------ Data shown
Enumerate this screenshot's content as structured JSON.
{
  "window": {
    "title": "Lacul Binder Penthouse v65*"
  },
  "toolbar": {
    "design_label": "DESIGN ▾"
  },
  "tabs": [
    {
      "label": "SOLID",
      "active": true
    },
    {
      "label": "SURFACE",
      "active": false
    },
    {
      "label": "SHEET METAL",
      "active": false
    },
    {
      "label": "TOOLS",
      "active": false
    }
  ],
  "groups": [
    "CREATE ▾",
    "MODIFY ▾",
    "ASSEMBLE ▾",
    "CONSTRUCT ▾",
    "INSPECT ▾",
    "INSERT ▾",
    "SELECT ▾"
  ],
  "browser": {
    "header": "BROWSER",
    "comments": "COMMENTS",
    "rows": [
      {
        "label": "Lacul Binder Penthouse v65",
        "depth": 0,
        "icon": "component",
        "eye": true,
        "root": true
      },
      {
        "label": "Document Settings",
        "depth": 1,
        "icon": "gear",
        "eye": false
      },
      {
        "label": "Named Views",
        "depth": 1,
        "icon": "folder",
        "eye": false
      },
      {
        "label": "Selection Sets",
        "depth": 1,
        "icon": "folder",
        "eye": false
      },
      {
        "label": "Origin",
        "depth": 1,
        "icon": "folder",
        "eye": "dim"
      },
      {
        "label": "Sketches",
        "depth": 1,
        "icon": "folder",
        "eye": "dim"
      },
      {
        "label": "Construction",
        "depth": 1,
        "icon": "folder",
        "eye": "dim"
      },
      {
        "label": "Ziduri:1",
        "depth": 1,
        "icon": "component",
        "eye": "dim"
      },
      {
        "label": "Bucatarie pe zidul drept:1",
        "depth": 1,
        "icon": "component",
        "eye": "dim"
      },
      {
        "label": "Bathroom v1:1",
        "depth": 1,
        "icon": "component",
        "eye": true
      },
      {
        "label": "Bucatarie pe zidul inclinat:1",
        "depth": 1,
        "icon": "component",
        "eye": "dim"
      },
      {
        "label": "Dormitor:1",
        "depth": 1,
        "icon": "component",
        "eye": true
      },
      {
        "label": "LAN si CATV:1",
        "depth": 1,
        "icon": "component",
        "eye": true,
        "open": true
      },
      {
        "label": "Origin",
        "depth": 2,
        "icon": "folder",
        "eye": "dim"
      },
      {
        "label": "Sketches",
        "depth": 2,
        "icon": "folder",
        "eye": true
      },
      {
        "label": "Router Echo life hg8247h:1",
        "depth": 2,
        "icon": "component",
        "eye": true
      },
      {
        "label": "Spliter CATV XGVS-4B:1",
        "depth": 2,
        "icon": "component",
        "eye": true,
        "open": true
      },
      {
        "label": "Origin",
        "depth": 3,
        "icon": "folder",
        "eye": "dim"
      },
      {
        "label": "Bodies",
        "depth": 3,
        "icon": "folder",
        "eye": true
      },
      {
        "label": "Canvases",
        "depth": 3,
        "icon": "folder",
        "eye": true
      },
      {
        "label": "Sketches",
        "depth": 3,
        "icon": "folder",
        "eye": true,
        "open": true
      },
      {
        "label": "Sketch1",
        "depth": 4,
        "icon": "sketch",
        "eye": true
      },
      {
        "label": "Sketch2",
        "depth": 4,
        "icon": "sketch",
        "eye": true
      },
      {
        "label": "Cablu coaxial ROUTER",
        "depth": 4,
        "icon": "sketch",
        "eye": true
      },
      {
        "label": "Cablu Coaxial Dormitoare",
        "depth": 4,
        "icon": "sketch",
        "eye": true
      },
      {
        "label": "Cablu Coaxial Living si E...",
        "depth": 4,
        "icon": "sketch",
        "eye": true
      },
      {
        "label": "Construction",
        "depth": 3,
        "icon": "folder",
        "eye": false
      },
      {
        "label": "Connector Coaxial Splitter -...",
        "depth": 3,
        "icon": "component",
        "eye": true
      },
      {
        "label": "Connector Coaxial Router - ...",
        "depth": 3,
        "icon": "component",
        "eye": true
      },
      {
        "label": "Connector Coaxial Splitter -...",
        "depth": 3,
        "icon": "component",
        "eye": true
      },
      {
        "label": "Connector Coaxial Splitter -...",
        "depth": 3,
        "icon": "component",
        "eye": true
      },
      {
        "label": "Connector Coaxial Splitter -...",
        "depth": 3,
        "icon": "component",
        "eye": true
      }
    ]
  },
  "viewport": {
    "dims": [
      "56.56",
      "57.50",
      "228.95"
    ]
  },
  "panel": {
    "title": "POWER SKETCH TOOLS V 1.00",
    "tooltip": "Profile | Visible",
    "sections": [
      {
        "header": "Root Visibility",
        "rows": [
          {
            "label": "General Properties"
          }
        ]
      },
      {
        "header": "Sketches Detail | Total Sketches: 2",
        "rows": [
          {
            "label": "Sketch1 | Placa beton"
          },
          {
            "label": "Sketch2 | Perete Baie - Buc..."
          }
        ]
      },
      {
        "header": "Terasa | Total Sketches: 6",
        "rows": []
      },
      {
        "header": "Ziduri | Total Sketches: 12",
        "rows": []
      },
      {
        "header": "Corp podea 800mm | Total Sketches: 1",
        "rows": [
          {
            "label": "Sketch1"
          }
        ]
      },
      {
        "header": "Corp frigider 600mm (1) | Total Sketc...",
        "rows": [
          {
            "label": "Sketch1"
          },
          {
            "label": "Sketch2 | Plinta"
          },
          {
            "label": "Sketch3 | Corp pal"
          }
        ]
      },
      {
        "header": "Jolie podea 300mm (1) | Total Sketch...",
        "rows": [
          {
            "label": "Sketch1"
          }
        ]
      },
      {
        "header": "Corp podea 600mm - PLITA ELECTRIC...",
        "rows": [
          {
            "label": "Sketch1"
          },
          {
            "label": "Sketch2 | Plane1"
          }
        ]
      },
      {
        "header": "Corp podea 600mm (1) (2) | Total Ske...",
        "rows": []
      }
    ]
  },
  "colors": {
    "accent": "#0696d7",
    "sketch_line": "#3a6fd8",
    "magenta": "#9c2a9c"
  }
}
------------
Pull out every line of the entries that includes the word "Corp".

- [Finished exercise]:
        "header": "Corp podea 800mm | Total Sketches: 1",
        "header": "Corp frigider 600mm (1) | Total Sketc...",
            "label": "Sketch3 | Corp pal"
        "header": "Corp podea 600mm - PLITA ELECTRIC...",
        "header": "Corp podea 600mm (1) (2) | Total Ske...",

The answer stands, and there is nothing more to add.